_Problem requirements_:
Your task is to filter the data below down to the lines holding "text".

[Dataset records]
'''

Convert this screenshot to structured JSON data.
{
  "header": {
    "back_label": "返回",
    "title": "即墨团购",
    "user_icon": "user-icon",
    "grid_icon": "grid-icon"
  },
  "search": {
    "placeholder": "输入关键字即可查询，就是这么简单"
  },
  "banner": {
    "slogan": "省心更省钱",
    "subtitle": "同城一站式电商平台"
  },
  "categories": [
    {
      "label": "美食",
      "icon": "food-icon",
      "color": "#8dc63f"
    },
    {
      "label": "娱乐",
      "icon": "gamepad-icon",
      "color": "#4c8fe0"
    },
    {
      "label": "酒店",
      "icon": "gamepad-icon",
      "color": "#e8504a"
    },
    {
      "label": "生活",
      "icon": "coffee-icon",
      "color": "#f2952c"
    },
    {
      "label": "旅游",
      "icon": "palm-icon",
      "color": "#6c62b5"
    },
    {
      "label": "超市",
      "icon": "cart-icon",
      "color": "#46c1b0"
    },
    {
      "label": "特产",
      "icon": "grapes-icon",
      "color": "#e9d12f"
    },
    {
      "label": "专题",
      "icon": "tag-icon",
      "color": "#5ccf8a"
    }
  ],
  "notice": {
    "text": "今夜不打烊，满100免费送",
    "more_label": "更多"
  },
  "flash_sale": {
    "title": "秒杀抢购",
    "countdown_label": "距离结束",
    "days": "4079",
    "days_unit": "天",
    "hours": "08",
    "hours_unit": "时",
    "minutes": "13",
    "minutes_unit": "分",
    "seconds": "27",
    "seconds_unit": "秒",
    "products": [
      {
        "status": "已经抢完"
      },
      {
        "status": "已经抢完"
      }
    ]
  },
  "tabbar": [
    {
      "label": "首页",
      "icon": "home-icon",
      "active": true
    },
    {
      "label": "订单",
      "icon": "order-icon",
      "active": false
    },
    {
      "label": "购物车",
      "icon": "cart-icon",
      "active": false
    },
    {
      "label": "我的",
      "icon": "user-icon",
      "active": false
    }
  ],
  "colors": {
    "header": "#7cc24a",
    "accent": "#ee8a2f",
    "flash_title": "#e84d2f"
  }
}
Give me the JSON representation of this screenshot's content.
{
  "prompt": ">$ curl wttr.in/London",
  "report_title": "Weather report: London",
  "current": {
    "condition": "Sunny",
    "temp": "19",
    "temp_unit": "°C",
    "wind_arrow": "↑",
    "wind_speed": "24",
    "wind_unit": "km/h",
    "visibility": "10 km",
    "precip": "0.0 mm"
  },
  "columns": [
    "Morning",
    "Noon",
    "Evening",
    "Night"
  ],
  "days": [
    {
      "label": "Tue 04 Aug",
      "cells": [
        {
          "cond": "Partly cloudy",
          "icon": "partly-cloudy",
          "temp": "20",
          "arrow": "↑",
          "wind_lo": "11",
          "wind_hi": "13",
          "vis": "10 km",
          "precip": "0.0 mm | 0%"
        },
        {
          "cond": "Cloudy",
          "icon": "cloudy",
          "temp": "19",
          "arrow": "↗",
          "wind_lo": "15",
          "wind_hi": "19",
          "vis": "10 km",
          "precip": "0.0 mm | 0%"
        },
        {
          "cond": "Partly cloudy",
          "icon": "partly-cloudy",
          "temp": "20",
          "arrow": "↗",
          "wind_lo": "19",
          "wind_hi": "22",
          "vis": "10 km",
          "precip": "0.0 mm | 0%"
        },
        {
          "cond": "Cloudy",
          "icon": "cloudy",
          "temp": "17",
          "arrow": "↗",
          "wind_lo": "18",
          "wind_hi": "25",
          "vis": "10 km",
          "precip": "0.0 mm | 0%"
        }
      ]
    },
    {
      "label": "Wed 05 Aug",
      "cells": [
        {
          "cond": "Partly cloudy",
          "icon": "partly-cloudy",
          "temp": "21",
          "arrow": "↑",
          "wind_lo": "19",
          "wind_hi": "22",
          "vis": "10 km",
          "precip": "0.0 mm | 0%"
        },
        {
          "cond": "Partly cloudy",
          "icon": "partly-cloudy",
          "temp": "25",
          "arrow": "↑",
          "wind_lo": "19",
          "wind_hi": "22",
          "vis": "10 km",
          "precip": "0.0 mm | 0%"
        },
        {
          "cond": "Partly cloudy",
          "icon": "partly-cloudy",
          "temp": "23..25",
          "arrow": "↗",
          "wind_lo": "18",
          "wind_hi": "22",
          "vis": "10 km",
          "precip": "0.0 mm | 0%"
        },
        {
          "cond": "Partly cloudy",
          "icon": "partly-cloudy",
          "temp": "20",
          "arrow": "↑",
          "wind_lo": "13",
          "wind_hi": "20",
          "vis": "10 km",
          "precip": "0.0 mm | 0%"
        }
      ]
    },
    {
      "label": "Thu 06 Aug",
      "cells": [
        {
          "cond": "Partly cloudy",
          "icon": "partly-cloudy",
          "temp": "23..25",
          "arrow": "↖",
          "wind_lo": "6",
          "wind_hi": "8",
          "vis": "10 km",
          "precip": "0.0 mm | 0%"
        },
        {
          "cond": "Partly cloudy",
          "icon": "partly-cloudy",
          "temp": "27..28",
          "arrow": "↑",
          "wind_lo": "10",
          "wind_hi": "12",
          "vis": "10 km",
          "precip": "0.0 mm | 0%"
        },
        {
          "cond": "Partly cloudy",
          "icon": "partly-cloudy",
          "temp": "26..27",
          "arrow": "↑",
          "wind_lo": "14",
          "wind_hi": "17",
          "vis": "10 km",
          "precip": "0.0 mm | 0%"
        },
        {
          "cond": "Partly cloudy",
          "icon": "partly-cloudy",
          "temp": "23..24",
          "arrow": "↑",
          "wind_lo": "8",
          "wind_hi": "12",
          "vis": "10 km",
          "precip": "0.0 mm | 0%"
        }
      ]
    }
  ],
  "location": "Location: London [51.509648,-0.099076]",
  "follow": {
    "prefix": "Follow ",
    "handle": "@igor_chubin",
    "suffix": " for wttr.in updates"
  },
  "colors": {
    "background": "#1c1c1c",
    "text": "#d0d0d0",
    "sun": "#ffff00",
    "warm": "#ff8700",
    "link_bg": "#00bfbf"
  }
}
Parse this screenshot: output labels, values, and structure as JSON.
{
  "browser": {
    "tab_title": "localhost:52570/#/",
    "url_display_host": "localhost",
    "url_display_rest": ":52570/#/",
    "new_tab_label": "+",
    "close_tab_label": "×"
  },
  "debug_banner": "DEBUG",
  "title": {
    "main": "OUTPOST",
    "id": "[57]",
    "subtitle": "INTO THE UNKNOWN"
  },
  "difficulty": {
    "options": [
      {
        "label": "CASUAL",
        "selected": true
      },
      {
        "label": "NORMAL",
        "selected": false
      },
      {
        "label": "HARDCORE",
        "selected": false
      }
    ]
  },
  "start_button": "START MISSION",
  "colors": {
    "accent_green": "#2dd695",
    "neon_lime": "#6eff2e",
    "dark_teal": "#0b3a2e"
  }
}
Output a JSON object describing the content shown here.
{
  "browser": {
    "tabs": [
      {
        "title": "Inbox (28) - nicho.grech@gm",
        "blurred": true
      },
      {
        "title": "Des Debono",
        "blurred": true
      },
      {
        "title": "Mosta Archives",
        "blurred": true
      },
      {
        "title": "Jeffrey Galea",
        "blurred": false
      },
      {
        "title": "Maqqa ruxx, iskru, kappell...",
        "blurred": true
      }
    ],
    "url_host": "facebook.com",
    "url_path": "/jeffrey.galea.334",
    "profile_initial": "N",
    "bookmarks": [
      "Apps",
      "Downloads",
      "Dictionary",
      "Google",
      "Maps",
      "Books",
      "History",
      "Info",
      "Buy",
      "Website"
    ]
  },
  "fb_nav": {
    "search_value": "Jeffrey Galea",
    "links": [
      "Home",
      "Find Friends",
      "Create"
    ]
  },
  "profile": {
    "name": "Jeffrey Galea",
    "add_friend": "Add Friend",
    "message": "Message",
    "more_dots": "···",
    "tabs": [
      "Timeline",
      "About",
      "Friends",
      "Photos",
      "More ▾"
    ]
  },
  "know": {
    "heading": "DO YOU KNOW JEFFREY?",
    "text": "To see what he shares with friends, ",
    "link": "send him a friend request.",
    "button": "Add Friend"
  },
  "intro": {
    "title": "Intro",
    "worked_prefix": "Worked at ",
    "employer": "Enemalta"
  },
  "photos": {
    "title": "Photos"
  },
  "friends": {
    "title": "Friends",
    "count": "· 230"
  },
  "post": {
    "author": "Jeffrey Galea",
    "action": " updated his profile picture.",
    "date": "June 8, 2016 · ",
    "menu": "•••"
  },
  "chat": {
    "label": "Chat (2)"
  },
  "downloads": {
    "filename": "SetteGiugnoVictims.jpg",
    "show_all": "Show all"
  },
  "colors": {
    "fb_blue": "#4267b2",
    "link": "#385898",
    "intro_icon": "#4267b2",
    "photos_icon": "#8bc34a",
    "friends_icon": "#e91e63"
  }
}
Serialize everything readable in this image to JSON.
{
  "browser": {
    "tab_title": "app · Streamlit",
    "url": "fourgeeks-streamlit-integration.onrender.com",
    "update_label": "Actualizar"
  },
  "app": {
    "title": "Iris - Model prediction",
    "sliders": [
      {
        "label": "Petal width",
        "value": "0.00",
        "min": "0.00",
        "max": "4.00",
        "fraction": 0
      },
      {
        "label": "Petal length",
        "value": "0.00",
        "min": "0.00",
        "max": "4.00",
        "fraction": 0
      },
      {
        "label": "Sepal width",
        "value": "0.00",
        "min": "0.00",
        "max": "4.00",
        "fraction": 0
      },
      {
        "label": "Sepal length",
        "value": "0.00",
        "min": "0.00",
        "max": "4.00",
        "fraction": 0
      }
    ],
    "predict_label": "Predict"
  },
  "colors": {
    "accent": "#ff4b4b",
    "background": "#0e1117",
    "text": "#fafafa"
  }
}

'''

_Answer to the exercise_:
    "text": "今夜不打烊，满100免费送",
    "text": "#d0d0d0",
    "text": "To see what he shares with friends, ",
    "text": "#fafafa"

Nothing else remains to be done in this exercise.